> GIVEN DATA
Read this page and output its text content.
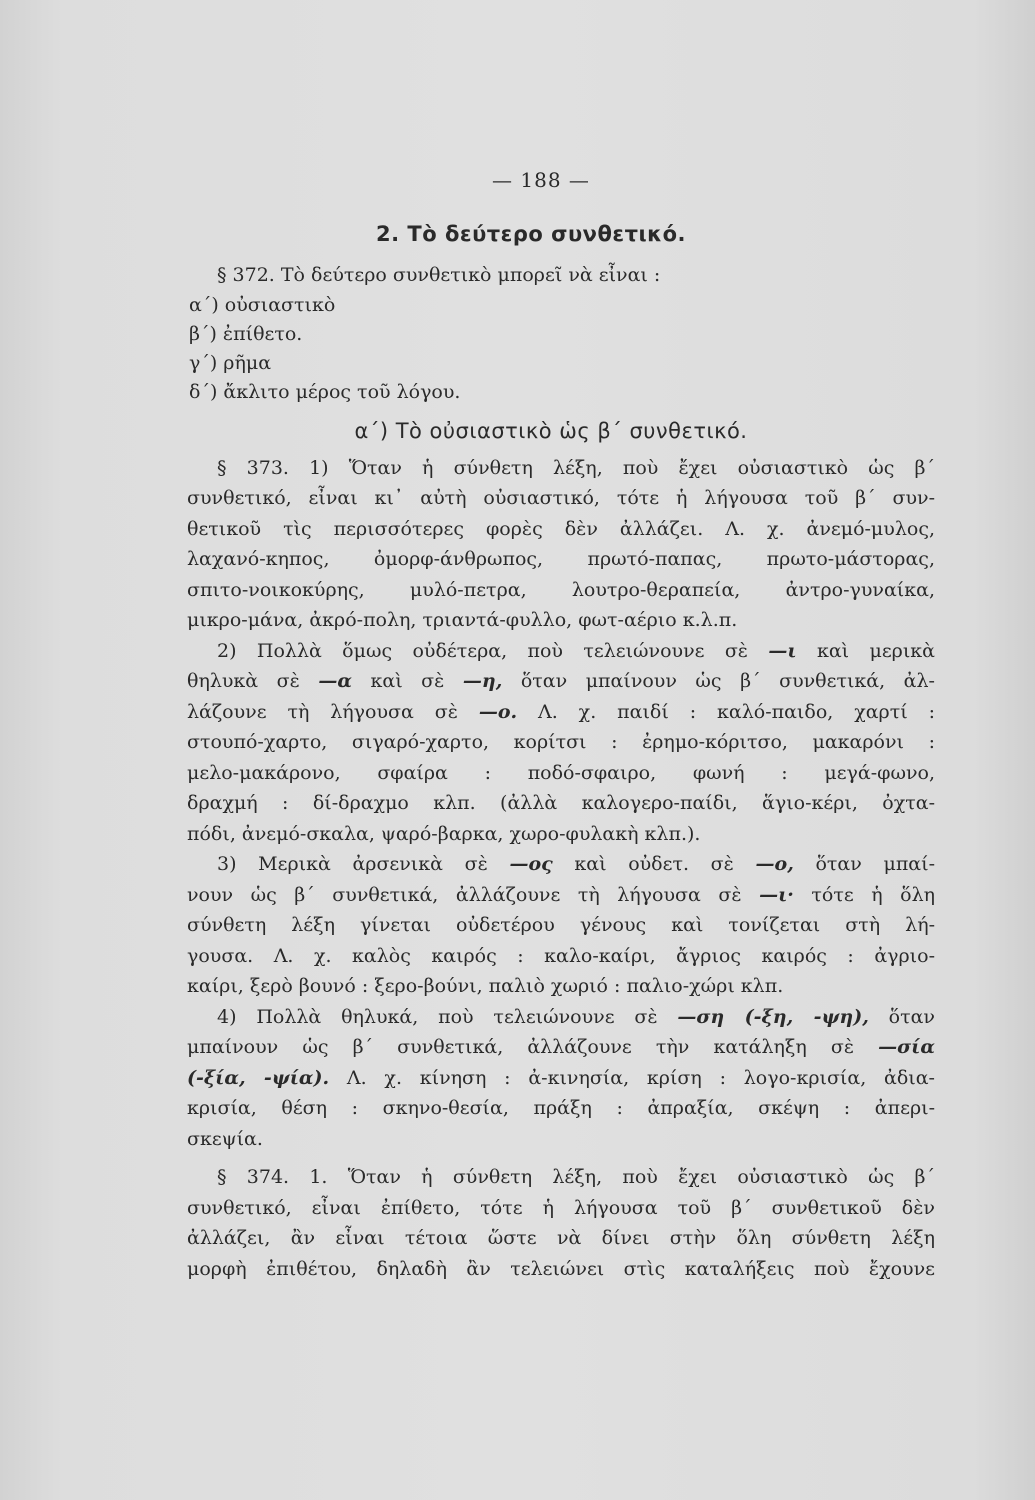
— 188 —
2. Τὸ δεύτερο συνθετικό.
§ 372. Τὸ δεύτερο συνθετικὸ μπορεῖ νὰ εἶναι :
α΄) οὐσιαστικὸ
β΄) ἐπίθετο.
γ΄) ρῆμα
δ΄) ἄκλιτο μέρος τοῦ λόγου.
α΄) Τὸ οὐσιαστικὸ ὡς β΄ συνθετικό.
§ 373. 1) Ὅταν ἡ σύνθετη λέξη, ποὺ ἔχει οὐσιαστικὸ ὡς β΄
συνθετικό, εἶναι κι᾿ αὐτὴ οὐσιαστικό, τότε ἡ λήγουσα τοῦ β΄ συν-
θετικοῦ τὶς περισσότερες φορὲς δὲν ἀλλάζει. Λ. χ. ἀνεμό-μυλος,
λαχανό-κηπος, ὀμορφ-άνθρωπος, πρωτό-παπας, πρωτο-μάστορας,
σπιτο-νοικοκύρης, μυλό-πετρα, λουτρο-θεραπεία, ἀντρο-γυναίκα,
μικρο-μάνα, ἀκρό-πολη, τριαντά-φυλλο, φωτ-αέριο κ.λ.π.
2) Πολλὰ ὅμως οὐδέτερα, ποὺ τελειώνουνε σὲ —ι καὶ μερικὰ
θηλυκὰ σὲ —α καὶ σὲ —η, ὅταν μπαίνουν ὡς β΄ συνθετικά, ἀλ-
λάζουνε τὴ λήγουσα σὲ —ο. Λ. χ. παιδί : καλό-παιδο, χαρτί :
στουπό-χαρτο, σιγαρό-χαρτο, κορίτσι : ἐρημο-κόριτσο, μακαρόνι :
μελο-μακάρονο, σφαίρα : ποδό-σφαιρο, φωνή : μεγά-φωνο,
δραχμή : δί-δραχμο κλπ. (ἀλλὰ καλογερο-παίδι, ἅγιο-κέρι, ὀχτα-
πόδι, ἀνεμό-σκαλα, ψαρό-βαρκα, χωρο-φυλακὴ κλπ.).
3) Μερικὰ ἀρσενικὰ σὲ —ος καὶ οὐδετ. σὲ —ο, ὅταν μπαί-
νουν ὡς β΄ συνθετικά, ἀλλάζουνε τὴ λήγουσα σὲ —ι· τότε ἡ ὅλη
σύνθετη λέξη γίνεται οὐδετέρου γένους καὶ τονίζεται στὴ λή-
γουσα. Λ. χ. καλὸς καιρός : καλο-καίρι, ἄγριος καιρός : ἀγριο-
καίρι, ξερὸ βουνό : ξερο-βούνι, παλιὸ χωριό : παλιο-χώρι κλπ.
4) Πολλὰ θηλυκά, ποὺ τελειώνουνε σὲ —ση (-ξη, -ψη), ὅταν
μπαίνουν ὡς β΄ συνθετικά, ἀλλάζουνε τὴν κατάληξη σὲ —σία
(-ξία, -ψία). Λ. χ. κίνηση : ἀ-κινησία, κρίση : λογο-κρισία, ἀδια-
κρισία, θέση : σκηνο-θεσία, πράξη : ἀπραξία, σκέψη : ἀπερι-
σκεψία.
§ 374. 1. Ὅταν ἡ σύνθετη λέξη, ποὺ ἔχει οὐσιαστικὸ ὡς β΄
συνθετικό, εἶναι ἐπίθετο, τότε ἡ λήγουσα τοῦ β΄ συνθετικοῦ δὲν
ἀλλάζει, ἂν εἶναι τέτοια ὥστε νὰ δίνει στὴν ὅλη σύνθετη λέξη
μορφὴ ἐπιθέτου, δηλαδὴ ἂν τελειώνει στὶς καταλήξεις ποὺ ἔχουνε
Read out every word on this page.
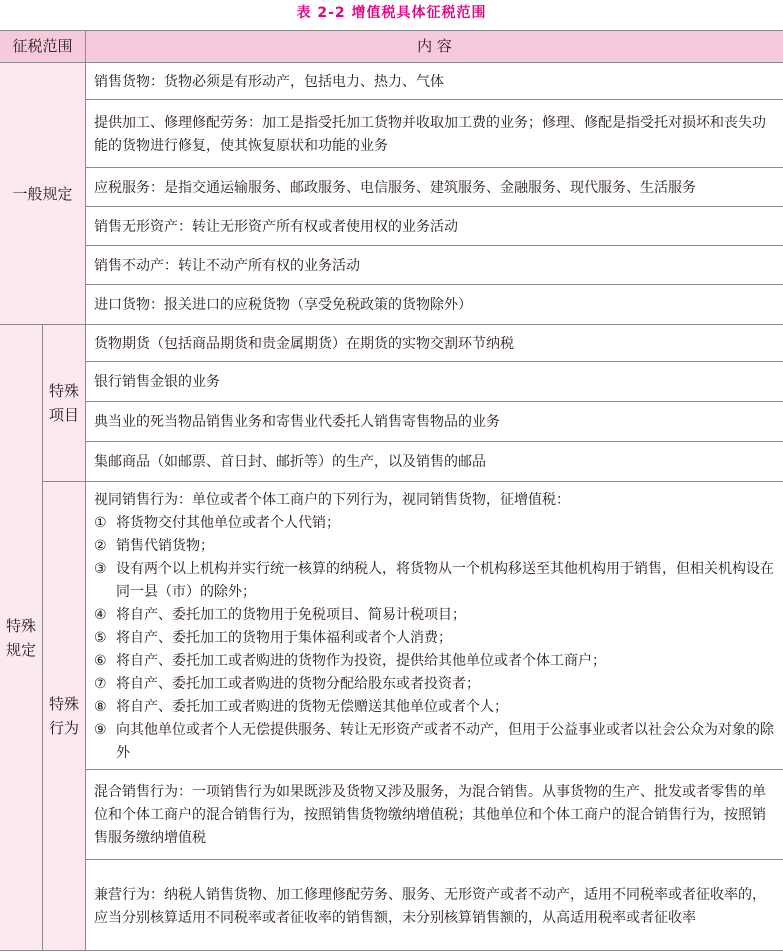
表 2-2 增值税具体征税范围
征税范围	内 容
一般规定
销售货物：货物必须是有形动产，包括电力、热力、气体
提供加工、修理修配劳务：加工是指受托加工货物并收取加工费的业务；修理、修配是指受托对损坏和丧失功能的货物进行修复，使其恢复原状和功能的业务
应税服务：是指交通运输服务、邮政服务、电信服务、建筑服务、金融服务、现代服务、生活服务
销售无形资产：转让无形资产所有权或者使用权的业务活动
销售不动产：转让不动产所有权的业务活动
进口货物：报关进口的应税货物（享受免税政策的货物除外）
特殊规定
特殊项目
货物期货（包括商品期货和贵金属期货）在期货的实物交割环节纳税
银行销售金银的业务
典当业的死当物品销售业务和寄售业代委托人销售寄售物品的业务
集邮商品（如邮票、首日封、邮折等）的生产，以及销售的邮品
特殊行为
视同销售行为：单位或者个体工商户的下列行为，视同销售货物，征增值税：
① 将货物交付其他单位或者个人代销；
② 销售代销货物；
③ 设有两个以上机构并实行统一核算的纳税人，将货物从一个机构移送至其他机构用于销售，但相关机构设在同一县（市）的除外；
④ 将自产、委托加工的货物用于免税项目、简易计税项目；
⑤ 将自产、委托加工的货物用于集体福利或者个人消费；
⑥ 将自产、委托加工或者购进的货物作为投资，提供给其他单位或者个体工商户；
⑦ 将自产、委托加工或者购进的货物分配给股东或者投资者；
⑧ 将自产、委托加工或者购进的货物无偿赠送其他单位或者个人；
⑨ 向其他单位或者个人无偿提供服务、转让无形资产或者不动产，但用于公益事业或者以社会公众为对象的除外
混合销售行为：一项销售行为如果既涉及货物又涉及服务，为混合销售。从事货物的生产、批发或者零售的单位和个体工商户的混合销售行为，按照销售货物缴纳增值税；其他单位和个体工商户的混合销售行为，按照销售服务缴纳增值税
兼营行为：纳税人销售货物、加工修理修配劳务、服务、无形资产或者不动产，适用不同税率或者征收率的，应当分别核算适用不同税率或者征收率的销售额，未分别核算销售额的，从高适用税率或者征收率
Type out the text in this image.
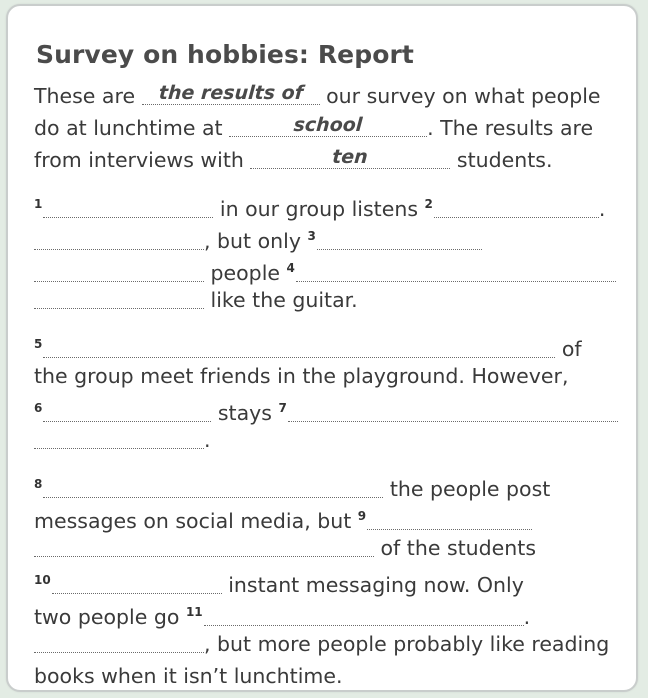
Survey on hobbies: Report
These are the results of our survey on what people
do at lunchtime at	school	. The results are
from interviews with	ten	students.
$^1$	in our group listens $^2$	.
, but only $^3$
people $^4$
like the guitar.
$^5$	of
the group meet friends in the playground. However,
$^6$	stays $^7$
.
$^8$	the people post
messages on social media, but $^9$
of the students
$^{10}$	instant messaging now. Only
two people go $^{11}$	.
, but more people probably like reading
books when it isn’t lunchtime.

> WRITTEN INSTRUCTION
Copy the records exactly as they appear, excluding images.

> WORKED ANSWER
Read this page and output its text content.
— 188 —
2. Τὸ δεύτερο συνθετικό.
§ 372. Τὸ δεύτερο συνθετικὸ μπορεῖ νὰ εἶναι :
α΄) οὐσιαστικὸ
β΄) ἐπίθετο.
γ΄) ρῆμα
δ΄) ἄκλιτο μέρος τοῦ λόγου.
α΄) Τὸ οὐσιαστικὸ ὡς β΄ συνθετικό.
§ 373. 1) Ὅταν ἡ σύνθετη λέξη, ποὺ ἔχει οὐσιαστικὸ ὡς β΄
συνθετικό, εἶναι κι᾿ αὐτὴ οὐσιαστικό, τότε ἡ λήγουσα τοῦ β΄ συν-
θετικοῦ τὶς περισσότερες φορὲς δὲν ἀλλάζει. Λ. χ. ἀνεμό-μυλος,
λαχανό-κηπος, ὀμορφ-άνθρωπος, πρωτό-παπας, πρωτο-μάστορας,
σπιτο-νοικοκύρης, μυλό-πετρα, λουτρο-θεραπεία, ἀντρο-γυναίκα,
μικρο-μάνα, ἀκρό-πολη, τριαντά-φυλλο, φωτ-αέριο κ.λ.π.
2) Πολλὰ ὅμως οὐδέτερα, ποὺ τελειώνουνε σὲ —ι καὶ μερικὰ
θηλυκὰ σὲ —α καὶ σὲ —η, ὅταν μπαίνουν ὡς β΄ συνθετικά, ἀλ-
λάζουνε τὴ λήγουσα σὲ —ο. Λ. χ. παιδί : καλό-παιδο, χαρτί :
στουπό-χαρτο, σιγαρό-χαρτο, κορίτσι : ἐρημο-κόριτσο, μακαρόνι :
μελο-μακάρονο, σφαίρα : ποδό-σφαιρο, φωνή : μεγά-φωνο,
δραχμή : δί-δραχμο κλπ. (ἀλλὰ καλογερο-παίδι, ἅγιο-κέρι, ὀχτα-
πόδι, ἀνεμό-σκαλα, ψαρό-βαρκα, χωρο-φυλακὴ κλπ.).
3) Μερικὰ ἀρσενικὰ σὲ —ος καὶ οὐδετ. σὲ —ο, ὅταν μπαί-
νουν ὡς β΄ συνθετικά, ἀλλάζουνε τὴ λήγουσα σὲ —ι· τότε ἡ ὅλη
σύνθετη λέξη γίνεται οὐδετέρου γένους καὶ τονίζεται στὴ λή-
γουσα. Λ. χ. καλὸς καιρός : καλο-καίρι, ἄγριος καιρός : ἀγριο-
καίρι, ξερὸ βουνό : ξερο-βούνι, παλιὸ χωριό : παλιο-χώρι κλπ.
4) Πολλὰ θηλυκά, ποὺ τελειώνουνε σὲ —ση (-ξη, -ψη), ὅταν
μπαίνουν ὡς β΄ συνθετικά, ἀλλάζουνε τὴν κατάληξη σὲ —σία
(-ξία, -ψία). Λ. χ. κίνηση : ἀ-κινησία, κρίση : λογο-κρισία, ἀδια-
κρισία, θέση : σκηνο-θεσία, πράξη : ἀπραξία, σκέψη : ἀπερι-
σκεψία.
§ 374. 1. Ὅταν ἡ σύνθετη λέξη, ποὺ ἔχει οὐσιαστικὸ ὡς β΄
συνθετικό, εἶναι ἐπίθετο, τότε ἡ λήγουσα τοῦ β΄ συνθετικοῦ δὲν
ἀλλάζει, ἂν εἶναι τέτοια ὥστε νὰ δίνει στὴν ὅλη σύνθετη λέξη
μορφὴ ἐπιθέτου, δηλαδὴ ἂν τελειώνει στὶς καταλήξεις ποὺ ἔχουνε
Read out every word on this page.
表 2-2 增值税具体征税范围
征税范围	内 容
一般规定
销售货物：货物必须是有形动产，包括电力、热力、气体
提供加工、修理修配劳务：加工是指受托加工货物并收取加工费的业务；修理、修配是指受托对损坏和丧失功能的货物进行修复，使其恢复原状和功能的业务
应税服务：是指交通运输服务、邮政服务、电信服务、建筑服务、金融服务、现代服务、生活服务
销售无形资产：转让无形资产所有权或者使用权的业务活动
销售不动产：转让不动产所有权的业务活动
进口货物：报关进口的应税货物（享受免税政策的货物除外）
特殊规定
特殊项目
货物期货（包括商品期货和贵金属期货）在期货的实物交割环节纳税
银行销售金银的业务
典当业的死当物品销售业务和寄售业代委托人销售寄售物品的业务
集邮商品（如邮票、首日封、邮折等）的生产，以及销售的邮品
特殊行为
视同销售行为：单位或者个体工商户的下列行为，视同销售货物，征增值税：
① 将货物交付其他单位或者个人代销；
② 销售代销货物；
③ 设有两个以上机构并实行统一核算的纳税人，将货物从一个机构移送至其他机构用于销售，但相关机构设在同一县（市）的除外；
④ 将自产、委托加工的货物用于免税项目、简易计税项目；
⑤ 将自产、委托加工的货物用于集体福利或者个人消费；
⑥ 将自产、委托加工或者购进的货物作为投资，提供给其他单位或者个体工商户；
⑦ 将自产、委托加工或者购进的货物分配给股东或者投资者；
⑧ 将自产、委托加工或者购进的货物无偿赠送其他单位或者个人；
⑨ 向其他单位或者个人无偿提供服务、转让无形资产或者不动产，但用于公益事业或者以社会公众为对象的除外
混合销售行为：一项销售行为如果既涉及货物又涉及服务，为混合销售。从事货物的生产、批发或者零售的单位和个体工商户的混合销售行为，按照销售货物缴纳增值税；其他单位和个体工商户的混合销售行为，按照销售服务缴纳增值税
兼营行为：纳税人销售货物、加工修理修配劳务、服务、无形资产或者不动产，适用不同税率或者征收率的，应当分别核算适用不同税率或者征收率的销售额，未分别核算销售额的，从高适用税率或者征收率
Type out the text in this image.
Survey on hobbies: Report
These are the results of our survey on what people
do at lunchtime at	school	. The results are
from interviews with	ten	students.
$^1$	in our group listens $^2$	.
, but only $^3$
people $^4$
like the guitar.
$^5$	of
the group meet friends in the playground. However,
$^6$	stays $^7$
.
$^8$	the people post
messages on social media, but $^9$
of the students
$^{10}$	instant messaging now. Only
two people go $^{11}$	.
, but more people probably like reading
books when it isn’t lunchtime.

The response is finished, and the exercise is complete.